◆ **What to produce**
Write out all lines holding the word "text".
.....
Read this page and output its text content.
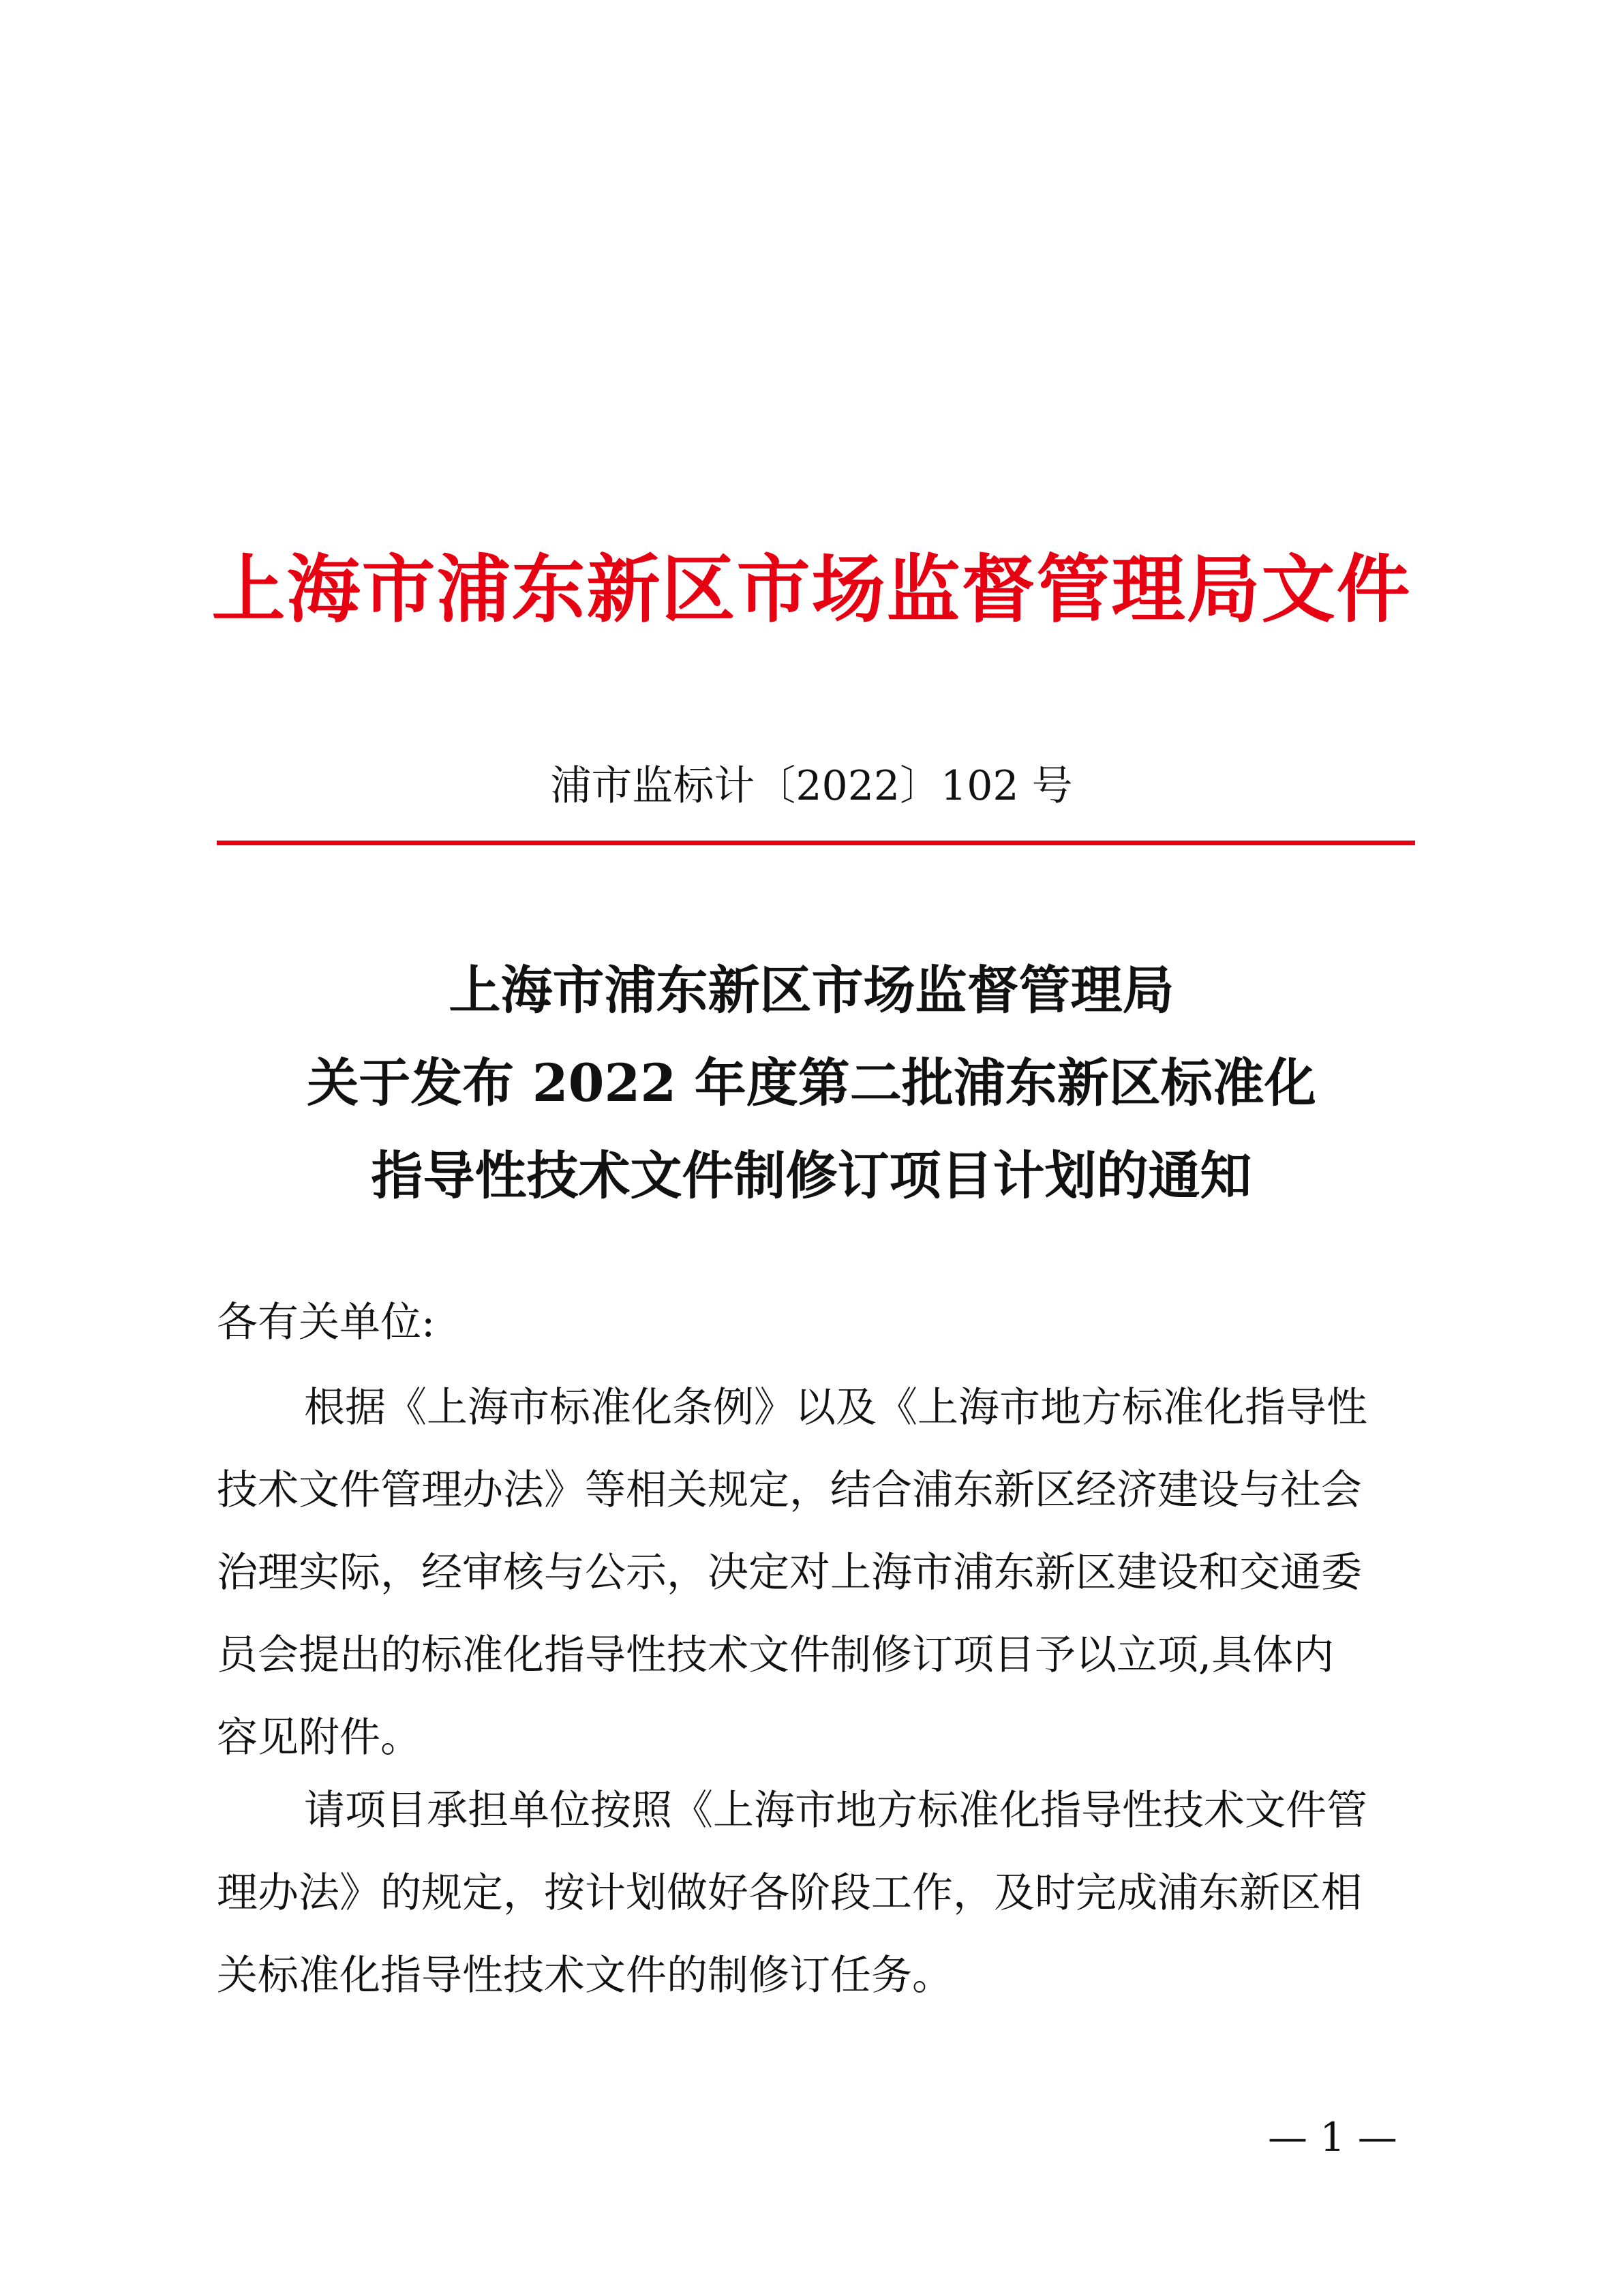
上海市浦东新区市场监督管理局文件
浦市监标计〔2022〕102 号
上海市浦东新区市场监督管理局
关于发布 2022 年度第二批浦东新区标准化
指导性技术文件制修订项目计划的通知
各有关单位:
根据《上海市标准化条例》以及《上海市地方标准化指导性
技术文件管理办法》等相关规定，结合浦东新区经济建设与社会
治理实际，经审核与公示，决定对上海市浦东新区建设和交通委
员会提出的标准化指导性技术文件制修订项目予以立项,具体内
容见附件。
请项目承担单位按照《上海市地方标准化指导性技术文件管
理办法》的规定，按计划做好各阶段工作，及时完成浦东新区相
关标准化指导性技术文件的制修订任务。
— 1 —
.....
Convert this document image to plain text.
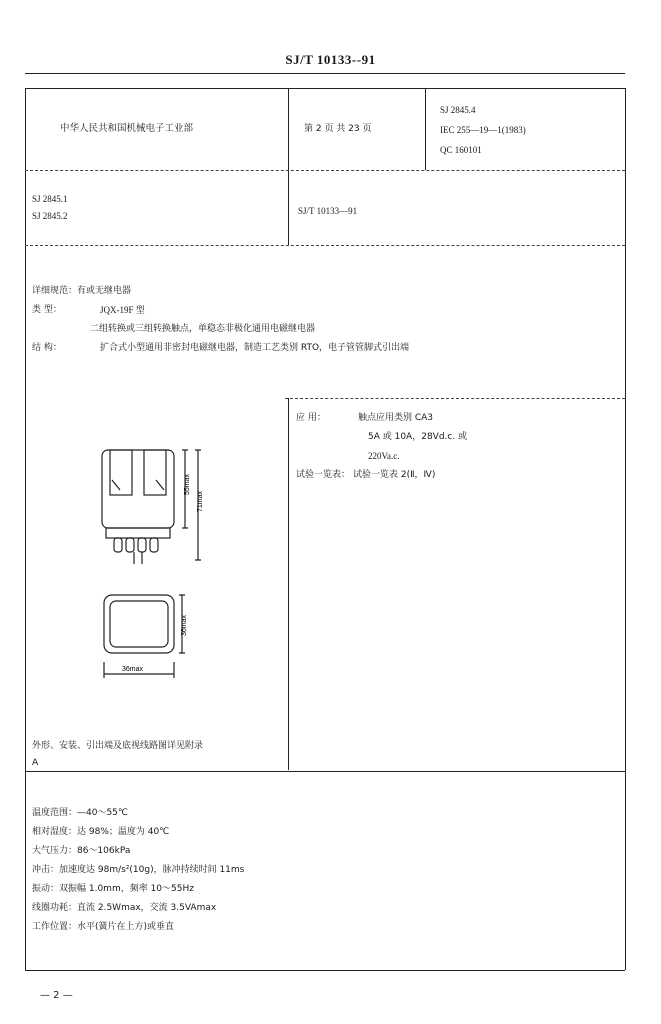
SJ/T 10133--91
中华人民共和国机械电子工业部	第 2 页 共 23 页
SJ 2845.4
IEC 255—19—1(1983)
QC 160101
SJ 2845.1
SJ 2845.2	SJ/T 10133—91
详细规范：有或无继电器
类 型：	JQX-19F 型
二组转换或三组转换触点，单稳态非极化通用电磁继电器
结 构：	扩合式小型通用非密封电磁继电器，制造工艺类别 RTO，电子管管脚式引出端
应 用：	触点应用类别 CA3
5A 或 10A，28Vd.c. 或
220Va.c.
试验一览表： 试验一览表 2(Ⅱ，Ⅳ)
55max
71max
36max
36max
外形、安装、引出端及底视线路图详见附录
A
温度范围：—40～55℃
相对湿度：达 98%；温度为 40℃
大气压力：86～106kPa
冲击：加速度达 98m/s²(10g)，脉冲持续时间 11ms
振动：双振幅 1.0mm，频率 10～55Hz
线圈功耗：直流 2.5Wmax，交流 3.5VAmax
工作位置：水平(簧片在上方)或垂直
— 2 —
.....
◆ **Correct response**
Read this page and output its text content.
Convert this document image to plain text.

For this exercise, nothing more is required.